Return each line of the material verbatim.

[Stored data]
============

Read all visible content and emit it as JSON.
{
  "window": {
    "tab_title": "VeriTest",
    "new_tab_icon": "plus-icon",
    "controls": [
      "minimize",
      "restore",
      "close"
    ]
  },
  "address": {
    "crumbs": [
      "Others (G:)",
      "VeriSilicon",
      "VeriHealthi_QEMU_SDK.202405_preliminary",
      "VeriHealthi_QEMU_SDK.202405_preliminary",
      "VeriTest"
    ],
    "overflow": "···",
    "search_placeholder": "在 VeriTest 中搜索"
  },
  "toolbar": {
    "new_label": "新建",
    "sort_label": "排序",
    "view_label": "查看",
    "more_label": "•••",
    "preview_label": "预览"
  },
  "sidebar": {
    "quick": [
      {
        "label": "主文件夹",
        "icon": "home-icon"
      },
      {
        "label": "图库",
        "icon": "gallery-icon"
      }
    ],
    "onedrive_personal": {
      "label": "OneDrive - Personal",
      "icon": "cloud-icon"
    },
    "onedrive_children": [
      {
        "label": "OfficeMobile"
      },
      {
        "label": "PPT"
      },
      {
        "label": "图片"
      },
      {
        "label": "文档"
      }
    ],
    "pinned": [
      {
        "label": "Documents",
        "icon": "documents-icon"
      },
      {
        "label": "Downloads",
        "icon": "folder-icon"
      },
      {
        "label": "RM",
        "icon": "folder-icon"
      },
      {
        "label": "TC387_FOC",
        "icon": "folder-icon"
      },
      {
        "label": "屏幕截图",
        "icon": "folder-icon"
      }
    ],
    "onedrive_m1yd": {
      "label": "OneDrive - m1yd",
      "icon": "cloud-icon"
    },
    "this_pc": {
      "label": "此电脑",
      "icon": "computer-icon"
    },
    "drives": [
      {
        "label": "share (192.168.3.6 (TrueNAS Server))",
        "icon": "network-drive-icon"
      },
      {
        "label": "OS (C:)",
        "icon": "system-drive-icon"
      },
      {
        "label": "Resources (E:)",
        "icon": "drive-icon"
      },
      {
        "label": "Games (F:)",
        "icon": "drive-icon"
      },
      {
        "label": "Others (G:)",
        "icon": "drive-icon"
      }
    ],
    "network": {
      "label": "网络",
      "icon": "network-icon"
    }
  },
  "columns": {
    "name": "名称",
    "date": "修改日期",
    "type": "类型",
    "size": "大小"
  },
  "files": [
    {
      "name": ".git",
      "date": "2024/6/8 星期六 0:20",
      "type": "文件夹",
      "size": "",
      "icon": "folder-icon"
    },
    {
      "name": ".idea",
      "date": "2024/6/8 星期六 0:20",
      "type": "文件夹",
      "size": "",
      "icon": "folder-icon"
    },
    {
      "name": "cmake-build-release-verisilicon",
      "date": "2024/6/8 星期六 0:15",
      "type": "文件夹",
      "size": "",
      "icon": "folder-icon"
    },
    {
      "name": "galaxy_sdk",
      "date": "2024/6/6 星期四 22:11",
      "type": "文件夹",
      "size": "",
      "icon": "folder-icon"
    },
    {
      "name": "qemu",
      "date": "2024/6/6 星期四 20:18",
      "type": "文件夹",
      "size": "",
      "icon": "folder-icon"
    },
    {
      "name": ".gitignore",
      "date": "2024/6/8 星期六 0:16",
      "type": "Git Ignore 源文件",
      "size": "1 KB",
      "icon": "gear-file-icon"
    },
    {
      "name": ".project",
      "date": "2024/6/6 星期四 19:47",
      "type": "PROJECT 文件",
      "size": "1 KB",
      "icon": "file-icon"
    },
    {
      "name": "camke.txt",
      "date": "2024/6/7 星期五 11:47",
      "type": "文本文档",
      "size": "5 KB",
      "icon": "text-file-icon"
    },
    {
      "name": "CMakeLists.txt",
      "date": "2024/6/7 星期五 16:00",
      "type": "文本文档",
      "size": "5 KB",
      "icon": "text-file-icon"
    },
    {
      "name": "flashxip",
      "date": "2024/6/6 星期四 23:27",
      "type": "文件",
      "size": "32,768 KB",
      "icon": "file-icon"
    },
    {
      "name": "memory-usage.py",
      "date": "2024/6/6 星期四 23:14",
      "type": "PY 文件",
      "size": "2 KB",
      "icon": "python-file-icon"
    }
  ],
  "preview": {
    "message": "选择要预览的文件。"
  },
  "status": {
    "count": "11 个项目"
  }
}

============

▸ **Full answer**
Read all visible content and emit it as JSON.
{
  "window": {
    "tab_title": "VeriTest",
    "new_tab_icon": "plus-icon",
    "controls": [
      "minimize",
      "restore",
      "close"
    ]
  },
  "address": {
    "crumbs": [
      "Others (G:)",
      "VeriSilicon",
      "VeriHealthi_QEMU_SDK.202405_preliminary",
      "VeriHealthi_QEMU_SDK.202405_preliminary",
      "VeriTest"
    ],
    "overflow": "···",
    "search_placeholder": "在 VeriTest 中搜索"
  },
  "toolbar": {
    "new_label": "新建",
    "sort_label": "排序",
    "view_label": "查看",
    "more_label": "•••",
    "preview_label": "预览"
  },
  "sidebar": {
    "quick": [
      {
        "label": "主文件夹",
        "icon": "home-icon"
      },
      {
        "label": "图库",
        "icon": "gallery-icon"
      }
    ],
    "onedrive_personal": {
      "label": "OneDrive - Personal",
      "icon": "cloud-icon"
    },
    "onedrive_children": [
      {
        "label": "OfficeMobile"
      },
      {
        "label": "PPT"
      },
      {
        "label": "图片"
      },
      {
        "label": "文档"
      }
    ],
    "pinned": [
      {
        "label": "Documents",
        "icon": "documents-icon"
      },
      {
        "label": "Downloads",
        "icon": "folder-icon"
      },
      {
        "label": "RM",
        "icon": "folder-icon"
      },
      {
        "label": "TC387_FOC",
        "icon": "folder-icon"
      },
      {
        "label": "屏幕截图",
        "icon": "folder-icon"
      }
    ],
    "onedrive_m1yd": {
      "label": "OneDrive - m1yd",
      "icon": "cloud-icon"
    },
    "this_pc": {
      "label": "此电脑",
      "icon": "computer-icon"
    },
    "drives": [
      {
        "label": "share (192.168.3.6 (TrueNAS Server))",
        "icon": "network-drive-icon"
      },
      {
        "label": "OS (C:)",
        "icon": "system-drive-icon"
      },
      {
        "label": "Resources (E:)",
        "icon": "drive-icon"
      },
      {
        "label": "Games (F:)",
        "icon": "drive-icon"
      },
      {
        "label": "Others (G:)",
        "icon": "drive-icon"
      }
    ],
    "network": {
      "label": "网络",
      "icon": "network-icon"
    }
  },
  "columns": {
    "name": "名称",
    "date": "修改日期",
    "type": "类型",
    "size": "大小"
  },
  "files": [
    {
      "name": ".git",
      "date": "2024/6/8 星期六 0:20",
      "type": "文件夹",
      "size": "",
      "icon": "folder-icon"
    },
    {
      "name": ".idea",
      "date": "2024/6/8 星期六 0:20",
      "type": "文件夹",
      "size": "",
      "icon": "folder-icon"
    },
    {
      "name": "cmake-build-release-verisilicon",
      "date": "2024/6/8 星期六 0:15",
      "type": "文件夹",
      "size": "",
      "icon": "folder-icon"
    },
    {
      "name": "galaxy_sdk",
      "date": "2024/6/6 星期四 22:11",
      "type": "文件夹",
      "size": "",
      "icon": "folder-icon"
    },
    {
      "name": "qemu",
      "date": "2024/6/6 星期四 20:18",
      "type": "文件夹",
      "size": "",
      "icon": "folder-icon"
    },
    {
      "name": ".gitignore",
      "date": "2024/6/8 星期六 0:16",
      "type": "Git Ignore 源文件",
      "size": "1 KB",
      "icon": "gear-file-icon"
    },
    {
      "name": ".project",
      "date": "2024/6/6 星期四 19:47",
      "type": "PROJECT 文件",
      "size": "1 KB",
      "icon": "file-icon"
    },
    {
      "name": "camke.txt",
      "date": "2024/6/7 星期五 11:47",
      "type": "文本文档",
      "size": "5 KB",
      "icon": "text-file-icon"
    },
    {
      "name": "CMakeLists.txt",
      "date": "2024/6/7 星期五 16:00",
      "type": "文本文档",
      "size": "5 KB",
      "icon": "text-file-icon"
    },
    {
      "name": "flashxip",
      "date": "2024/6/6 星期四 23:27",
      "type": "文件",
      "size": "32,768 KB",
      "icon": "file-icon"
    },
    {
      "name": "memory-usage.py",
      "date": "2024/6/6 星期四 23:14",
      "type": "PY 文件",
      "size": "2 KB",
      "icon": "python-file-icon"
    }
  ],
  "preview": {
    "message": "选择要预览的文件。"
  },
  "status": {
    "count": "11 个项目"
  }
}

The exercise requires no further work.